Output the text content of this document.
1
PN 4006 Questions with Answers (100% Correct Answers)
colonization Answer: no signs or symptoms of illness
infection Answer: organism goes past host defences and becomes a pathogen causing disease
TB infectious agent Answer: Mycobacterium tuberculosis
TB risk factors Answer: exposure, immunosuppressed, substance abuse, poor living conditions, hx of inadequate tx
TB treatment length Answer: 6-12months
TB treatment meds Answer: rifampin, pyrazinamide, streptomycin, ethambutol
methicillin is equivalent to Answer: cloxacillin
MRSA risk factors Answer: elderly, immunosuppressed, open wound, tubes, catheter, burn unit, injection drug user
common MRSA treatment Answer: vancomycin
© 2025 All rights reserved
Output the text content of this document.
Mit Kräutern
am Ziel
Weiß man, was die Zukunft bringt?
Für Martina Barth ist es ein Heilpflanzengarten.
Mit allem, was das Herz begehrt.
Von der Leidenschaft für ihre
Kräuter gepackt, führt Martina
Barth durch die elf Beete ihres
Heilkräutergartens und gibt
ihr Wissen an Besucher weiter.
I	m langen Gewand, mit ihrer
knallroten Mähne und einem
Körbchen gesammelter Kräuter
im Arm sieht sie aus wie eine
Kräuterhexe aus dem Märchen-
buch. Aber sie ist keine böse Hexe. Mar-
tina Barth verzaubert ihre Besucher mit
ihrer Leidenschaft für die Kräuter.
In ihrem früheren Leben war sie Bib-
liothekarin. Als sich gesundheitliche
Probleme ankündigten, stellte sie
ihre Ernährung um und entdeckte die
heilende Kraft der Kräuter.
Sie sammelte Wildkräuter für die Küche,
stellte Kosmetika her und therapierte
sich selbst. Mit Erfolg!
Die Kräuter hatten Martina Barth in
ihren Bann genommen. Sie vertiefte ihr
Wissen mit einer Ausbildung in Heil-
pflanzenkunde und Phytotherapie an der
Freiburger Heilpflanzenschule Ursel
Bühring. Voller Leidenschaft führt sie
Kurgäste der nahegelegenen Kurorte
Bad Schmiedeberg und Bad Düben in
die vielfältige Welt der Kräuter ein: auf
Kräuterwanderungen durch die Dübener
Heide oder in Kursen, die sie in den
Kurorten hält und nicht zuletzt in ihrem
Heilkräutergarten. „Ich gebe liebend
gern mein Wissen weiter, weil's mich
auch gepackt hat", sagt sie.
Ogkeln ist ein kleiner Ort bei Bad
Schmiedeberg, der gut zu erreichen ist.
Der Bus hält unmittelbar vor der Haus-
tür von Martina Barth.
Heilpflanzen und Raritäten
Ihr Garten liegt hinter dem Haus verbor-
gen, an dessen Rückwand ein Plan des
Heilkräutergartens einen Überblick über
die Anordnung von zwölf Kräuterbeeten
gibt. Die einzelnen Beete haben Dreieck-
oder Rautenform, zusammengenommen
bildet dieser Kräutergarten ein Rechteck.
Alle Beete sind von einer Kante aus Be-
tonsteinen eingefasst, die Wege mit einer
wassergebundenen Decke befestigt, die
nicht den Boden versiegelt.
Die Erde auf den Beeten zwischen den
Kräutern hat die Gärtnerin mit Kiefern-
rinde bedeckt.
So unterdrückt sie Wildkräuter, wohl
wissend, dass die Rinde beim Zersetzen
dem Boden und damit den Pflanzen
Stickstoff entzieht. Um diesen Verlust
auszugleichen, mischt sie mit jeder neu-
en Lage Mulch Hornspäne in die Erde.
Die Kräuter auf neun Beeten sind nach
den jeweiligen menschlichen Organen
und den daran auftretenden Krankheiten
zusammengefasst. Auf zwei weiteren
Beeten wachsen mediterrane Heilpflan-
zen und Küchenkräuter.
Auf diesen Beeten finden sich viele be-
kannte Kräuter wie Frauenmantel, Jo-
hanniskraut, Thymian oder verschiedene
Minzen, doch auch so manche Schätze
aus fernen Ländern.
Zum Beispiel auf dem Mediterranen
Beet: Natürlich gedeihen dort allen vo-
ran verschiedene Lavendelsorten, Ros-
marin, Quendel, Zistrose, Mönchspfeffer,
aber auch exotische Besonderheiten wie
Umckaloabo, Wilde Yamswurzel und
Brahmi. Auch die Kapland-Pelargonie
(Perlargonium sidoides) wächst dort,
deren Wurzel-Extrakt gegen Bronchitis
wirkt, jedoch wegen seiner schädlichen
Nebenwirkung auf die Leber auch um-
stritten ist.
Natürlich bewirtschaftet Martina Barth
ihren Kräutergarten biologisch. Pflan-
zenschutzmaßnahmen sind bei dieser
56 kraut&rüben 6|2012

※

_Task statement_
Write out all of the entries above, exactly and in full.

_Answer_
Output the text content of this document.
1
PN 4006 Questions with Answers (100% Correct Answers)
colonization Answer: no signs or symptoms of illness
infection Answer: organism goes past host defences and becomes a pathogen causing disease
TB infectious agent Answer: Mycobacterium tuberculosis
TB risk factors Answer: exposure, immunosuppressed, substance abuse, poor living conditions, hx of inadequate tx
TB treatment length Answer: 6-12months
TB treatment meds Answer: rifampin, pyrazinamide, streptomycin, ethambutol
methicillin is equivalent to Answer: cloxacillin
MRSA risk factors Answer: elderly, immunosuppressed, open wound, tubes, catheter, burn unit, injection drug user
common MRSA treatment Answer: vancomycin
© 2025 All rights reserved
Output the text content of this document.
Mit Kräutern
am Ziel
Weiß man, was die Zukunft bringt?
Für Martina Barth ist es ein Heilpflanzengarten.
Mit allem, was das Herz begehrt.
Von der Leidenschaft für ihre
Kräuter gepackt, führt Martina
Barth durch die elf Beete ihres
Heilkräutergartens und gibt
ihr Wissen an Besucher weiter.
I	m langen Gewand, mit ihrer
knallroten Mähne und einem
Körbchen gesammelter Kräuter
im Arm sieht sie aus wie eine
Kräuterhexe aus dem Märchen-
buch. Aber sie ist keine böse Hexe. Mar-
tina Barth verzaubert ihre Besucher mit
ihrer Leidenschaft für die Kräuter.
In ihrem früheren Leben war sie Bib-
liothekarin. Als sich gesundheitliche
Probleme ankündigten, stellte sie
ihre Ernährung um und entdeckte die
heilende Kraft der Kräuter.
Sie sammelte Wildkräuter für die Küche,
stellte Kosmetika her und therapierte
sich selbst. Mit Erfolg!
Die Kräuter hatten Martina Barth in
ihren Bann genommen. Sie vertiefte ihr
Wissen mit einer Ausbildung in Heil-
pflanzenkunde und Phytotherapie an der
Freiburger Heilpflanzenschule Ursel
Bühring. Voller Leidenschaft führt sie
Kurgäste der nahegelegenen Kurorte
Bad Schmiedeberg und Bad Düben in
die vielfältige Welt der Kräuter ein: auf
Kräuterwanderungen durch die Dübener
Heide oder in Kursen, die sie in den
Kurorten hält und nicht zuletzt in ihrem
Heilkräutergarten. „Ich gebe liebend
gern mein Wissen weiter, weil's mich
auch gepackt hat", sagt sie.
Ogkeln ist ein kleiner Ort bei Bad
Schmiedeberg, der gut zu erreichen ist.
Der Bus hält unmittelbar vor der Haus-
tür von Martina Barth.
Heilpflanzen und Raritäten
Ihr Garten liegt hinter dem Haus verbor-
gen, an dessen Rückwand ein Plan des
Heilkräutergartens einen Überblick über
die Anordnung von zwölf Kräuterbeeten
gibt. Die einzelnen Beete haben Dreieck-
oder Rautenform, zusammengenommen
bildet dieser Kräutergarten ein Rechteck.
Alle Beete sind von einer Kante aus Be-
tonsteinen eingefasst, die Wege mit einer
wassergebundenen Decke befestigt, die
nicht den Boden versiegelt.
Die Erde auf den Beeten zwischen den
Kräutern hat die Gärtnerin mit Kiefern-
rinde bedeckt.
So unterdrückt sie Wildkräuter, wohl
wissend, dass die Rinde beim Zersetzen
dem Boden und damit den Pflanzen
Stickstoff entzieht. Um diesen Verlust
auszugleichen, mischt sie mit jeder neu-
en Lage Mulch Hornspäne in die Erde.
Die Kräuter auf neun Beeten sind nach
den jeweiligen menschlichen Organen
und den daran auftretenden Krankheiten
zusammengefasst. Auf zwei weiteren
Beeten wachsen mediterrane Heilpflan-
zen und Küchenkräuter.
Auf diesen Beeten finden sich viele be-
kannte Kräuter wie Frauenmantel, Jo-
hanniskraut, Thymian oder verschiedene
Minzen, doch auch so manche Schätze
aus fernen Ländern.
Zum Beispiel auf dem Mediterranen
Beet: Natürlich gedeihen dort allen vo-
ran verschiedene Lavendelsorten, Ros-
marin, Quendel, Zistrose, Mönchspfeffer,
aber auch exotische Besonderheiten wie
Umckaloabo, Wilde Yamswurzel und
Brahmi. Auch die Kapland-Pelargonie
(Perlargonium sidoides) wächst dort,
deren Wurzel-Extrakt gegen Bronchitis
wirkt, jedoch wegen seiner schädlichen
Nebenwirkung auf die Leber auch um-
stritten ist.
Natürlich bewirtschaftet Martina Barth
ihren Kräutergarten biologisch. Pflan-
zenschutzmaßnahmen sind bei dieser
56 kraut&rüben 6|2012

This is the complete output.